THE DATA
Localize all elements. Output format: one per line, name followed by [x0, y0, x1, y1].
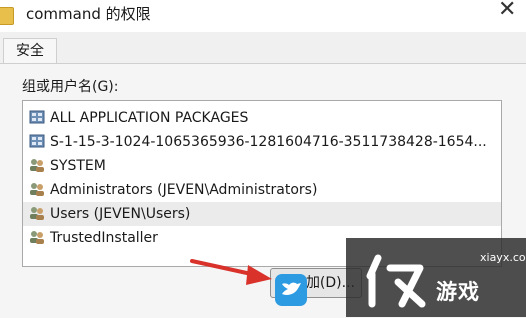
list-item-selected[interactable]: Users (JEVEN\Users): [23, 202, 501, 226]
list-item[interactable]: ALL APPLICATION PACKAGES: [29, 106, 499, 130]
principal-name: SYSTEM: [50, 158, 106, 174]
app-packages-icon: [29, 134, 45, 148]
principal-name: TrustedInstaller: [50, 230, 158, 246]
title-bar: command 的权限 ✕: [0, 0, 526, 32]
watermark-logo-icon: [366, 254, 426, 308]
principal-name: S-1-15-3-1024-1065365936-1281604716-3511…: [50, 134, 487, 150]
list-item[interactable]: SYSTEM: [29, 154, 499, 178]
watermark-url: xiayx.com: [480, 251, 526, 264]
principal-name: ALL APPLICATION PACKAGES: [50, 110, 249, 126]
users-group-icon: [30, 159, 44, 172]
tab-security[interactable]: 安全: [3, 38, 57, 65]
principal-name: Users (JEVEN\Users): [50, 206, 191, 222]
red-arrow-icon: [190, 259, 272, 285]
users-group-icon: [30, 207, 44, 220]
tab-strip: 安全: [0, 32, 526, 65]
window-title: command 的权限: [26, 5, 151, 23]
app-packages-icon: [29, 110, 45, 124]
users-group-icon: [30, 231, 44, 244]
watermark-brand: 游戏: [436, 280, 480, 304]
group-or-user-names-label: 组或用户名(G):: [22, 79, 119, 95]
list-item[interactable]: S-1-15-3-1024-1065365936-1281604716-3511…: [29, 130, 499, 154]
principal-name: Administrators (JEVEN\Administrators): [50, 182, 318, 198]
list-item[interactable]: Administrators (JEVEN\Administrators): [29, 178, 499, 202]
folder-icon: [0, 7, 14, 25]
close-button[interactable]: ✕: [498, 0, 516, 22]
users-group-icon: [30, 183, 44, 196]
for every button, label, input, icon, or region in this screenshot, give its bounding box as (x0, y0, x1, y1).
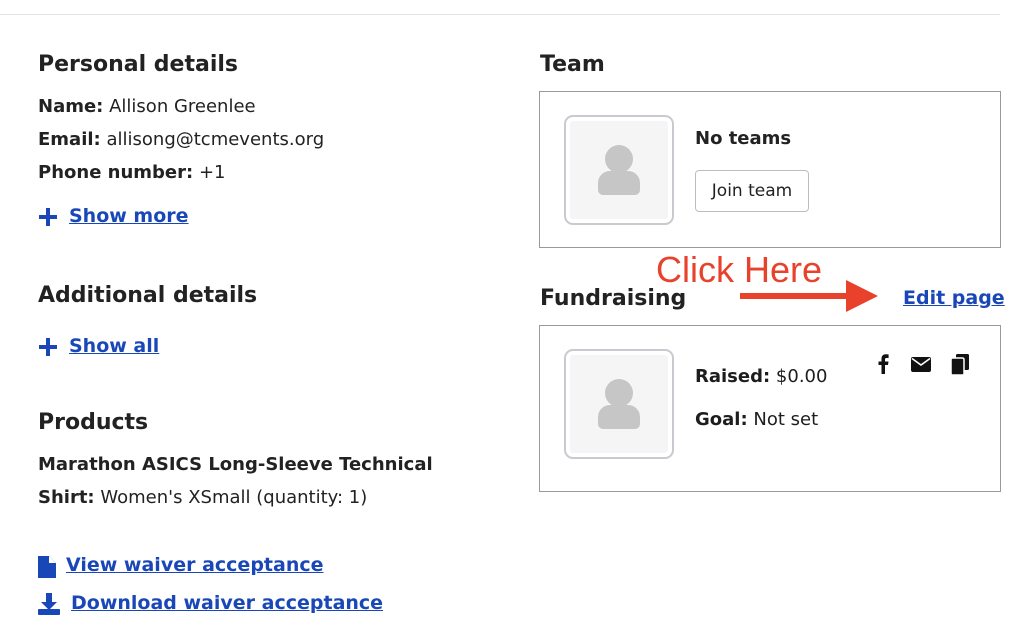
raised-row: Raised: $0.00 (695, 366, 827, 387)
avatar-body (598, 405, 640, 429)
avatar-head (605, 379, 633, 407)
download-waiver-link[interactable]: Download waiver acceptance (71, 592, 383, 614)
team-status: No teams (695, 128, 792, 149)
edit-page-link[interactable]: Edit page (903, 287, 1005, 309)
avatar-body (598, 171, 640, 195)
name-value: Allison Greenlee (109, 96, 256, 117)
show-all-link[interactable]: Show all (69, 335, 159, 357)
annotation-arrow-shaft (740, 293, 852, 299)
phone-row: Phone number: +1 (38, 162, 226, 183)
click-here-annotation: Click Here (656, 249, 823, 290)
show-more-link[interactable]: Show more (69, 205, 189, 227)
name-label: Name: (38, 96, 104, 117)
fundraising-avatar (564, 349, 674, 459)
additional-details-heading: Additional details (38, 283, 258, 308)
phone-label: Phone number: (38, 162, 194, 183)
name-row: Name: Allison Greenlee (38, 96, 256, 117)
personal-details-heading: Personal details (38, 52, 239, 77)
view-waiver-link[interactable]: View waiver acceptance (66, 554, 324, 576)
goal-label: Goal: (695, 409, 748, 430)
products-heading: Products (38, 410, 149, 435)
plus-icon (38, 207, 58, 227)
email-label: Email: (38, 129, 101, 150)
download-icon (38, 593, 60, 615)
goal-row: Goal: Not set (695, 409, 818, 430)
avatar-head (605, 145, 633, 173)
raised-value: $0.00 (775, 366, 828, 387)
goal-value: Not set (753, 409, 819, 430)
team-avatar (564, 115, 674, 225)
product-size-row: Shirt: Women's XSmall (quantity: 1) (38, 487, 367, 508)
product-name: Marathon ASICS Long-Sleeve Technical (38, 454, 433, 475)
email-icon[interactable] (911, 357, 931, 372)
plus-icon (38, 337, 58, 357)
top-divider (0, 14, 1000, 15)
join-team-button[interactable]: Join team (695, 170, 809, 212)
facebook-icon[interactable] (877, 354, 889, 374)
document-icon (38, 556, 56, 578)
email-row: Email: allisong@tcmevents.org (38, 129, 324, 150)
raised-label: Raised: (695, 366, 771, 387)
annotation-arrow-icon (846, 280, 878, 312)
product-size-label: Shirt: (38, 487, 95, 508)
phone-value: +1 (198, 162, 226, 183)
copy-icon[interactable] (951, 354, 969, 375)
team-heading: Team (540, 52, 605, 77)
fundraising-card: Raised: $0.00 Goal: Not set (539, 325, 1001, 492)
product-size-value: Women's XSmall (quantity: 1) (100, 487, 368, 508)
team-card: No teams Join team (539, 91, 1001, 248)
email-value: allisong@tcmevents.org (106, 129, 325, 150)
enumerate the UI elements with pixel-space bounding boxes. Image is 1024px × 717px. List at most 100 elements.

PROBLEM REQUIREMENTS
Can you copy every line of the records above word for word, leaving out the pictures?

SOLVED PROBLEM
Localize all elements. Output format: one per line, name followed by [x0, y0, x1, y1].
list-item-selected[interactable]: Users (JEVEN\Users): [23, 202, 501, 226]
list-item[interactable]: ALL APPLICATION PACKAGES: [29, 106, 499, 130]
principal-name: SYSTEM: [50, 158, 106, 174]
app-packages-icon: [29, 134, 45, 148]
principal-name: TrustedInstaller: [50, 230, 158, 246]
title-bar: command 的权限 ✕: [0, 0, 526, 32]
watermark-logo-icon: [366, 254, 426, 308]
principal-name: S-1-15-3-1024-1065365936-1281604716-3511…: [50, 134, 487, 150]
list-item[interactable]: SYSTEM: [29, 154, 499, 178]
watermark-url: xiayx.com: [480, 251, 526, 264]
principal-name: ALL APPLICATION PACKAGES: [50, 110, 249, 126]
users-group-icon: [30, 159, 44, 172]
tab-security[interactable]: 安全: [3, 38, 57, 65]
principal-name: Users (JEVEN\Users): [50, 206, 191, 222]
red-arrow-icon: [190, 259, 272, 285]
users-group-icon: [30, 207, 44, 220]
tab-strip: 安全: [0, 32, 526, 65]
window-title: command 的权限: [26, 5, 151, 23]
app-packages-icon: [29, 110, 45, 124]
users-group-icon: [30, 231, 44, 244]
watermark-brand: 游戏: [436, 280, 480, 304]
group-or-user-names-label: 组或用户名(G):: [22, 79, 119, 95]
list-item[interactable]: S-1-15-3-1024-1065365936-1281604716-3511…: [29, 130, 499, 154]
principal-name: Administrators (JEVEN\Administrators): [50, 182, 318, 198]
list-item[interactable]: Administrators (JEVEN\Administrators): [29, 178, 499, 202]
folder-icon: [0, 7, 14, 25]
close-button[interactable]: ✕: [498, 0, 516, 22]
users-group-icon: [30, 183, 44, 196]
for every button, label, input, icon, or region in this screenshot, give its bounding box as (x0, y0, x1, y1).
raised-row: Raised: $0.00 (695, 366, 827, 387)
avatar-body (598, 405, 640, 429)
avatar-head (605, 379, 633, 407)
download-waiver-link[interactable]: Download waiver acceptance (71, 592, 383, 614)
team-status: No teams (695, 128, 792, 149)
edit-page-link[interactable]: Edit page (903, 287, 1005, 309)
avatar-body (598, 171, 640, 195)
name-value: Allison Greenlee (109, 96, 256, 117)
show-all-link[interactable]: Show all (69, 335, 159, 357)
annotation-arrow-shaft (740, 293, 852, 299)
phone-row: Phone number: +1 (38, 162, 226, 183)
click-here-annotation: Click Here (656, 249, 823, 290)
show-more-link[interactable]: Show more (69, 205, 189, 227)
name-label: Name: (38, 96, 104, 117)
fundraising-avatar (564, 349, 674, 459)
additional-details-heading: Additional details (38, 283, 258, 308)
phone-label: Phone number: (38, 162, 194, 183)
name-row: Name: Allison Greenlee (38, 96, 256, 117)
personal-details-heading: Personal details (38, 52, 239, 77)
view-waiver-link[interactable]: View waiver acceptance (66, 554, 324, 576)
goal-label: Goal: (695, 409, 748, 430)
products-heading: Products (38, 410, 149, 435)
plus-icon (38, 207, 58, 227)
email-label: Email: (38, 129, 101, 150)
download-icon (38, 593, 60, 615)
goal-row: Goal: Not set (695, 409, 818, 430)
avatar-head (605, 145, 633, 173)
raised-value: $0.00 (775, 366, 828, 387)
goal-value: Not set (753, 409, 819, 430)
team-avatar (564, 115, 674, 225)
product-size-row: Shirt: Women's XSmall (quantity: 1) (38, 487, 367, 508)
product-name: Marathon ASICS Long-Sleeve Technical (38, 454, 433, 475)
email-icon[interactable] (911, 357, 931, 372)
plus-icon (38, 337, 58, 357)
top-divider (0, 14, 1000, 15)
join-team-button[interactable]: Join team (695, 170, 809, 212)
facebook-icon[interactable] (877, 354, 889, 374)
document-icon (38, 556, 56, 578)
email-row: Email: allisong@tcmevents.org (38, 129, 324, 150)
raised-label: Raised: (695, 366, 771, 387)
annotation-arrow-icon (846, 280, 878, 312)
product-size-label: Shirt: (38, 487, 95, 508)
phone-value: +1 (198, 162, 226, 183)
copy-icon[interactable] (951, 354, 969, 375)
team-heading: Team (540, 52, 605, 77)
fundraising-card: Raised: $0.00 Goal: Not set (539, 325, 1001, 492)
product-size-value: Women's XSmall (quantity: 1) (100, 487, 368, 508)
team-card: No teams Join team (539, 91, 1001, 248)
email-value: allisong@tcmevents.org (106, 129, 325, 150)
enumerate the UI elements with pixel-space bounding boxes. Image is 1024px × 717px. List at most 100 elements.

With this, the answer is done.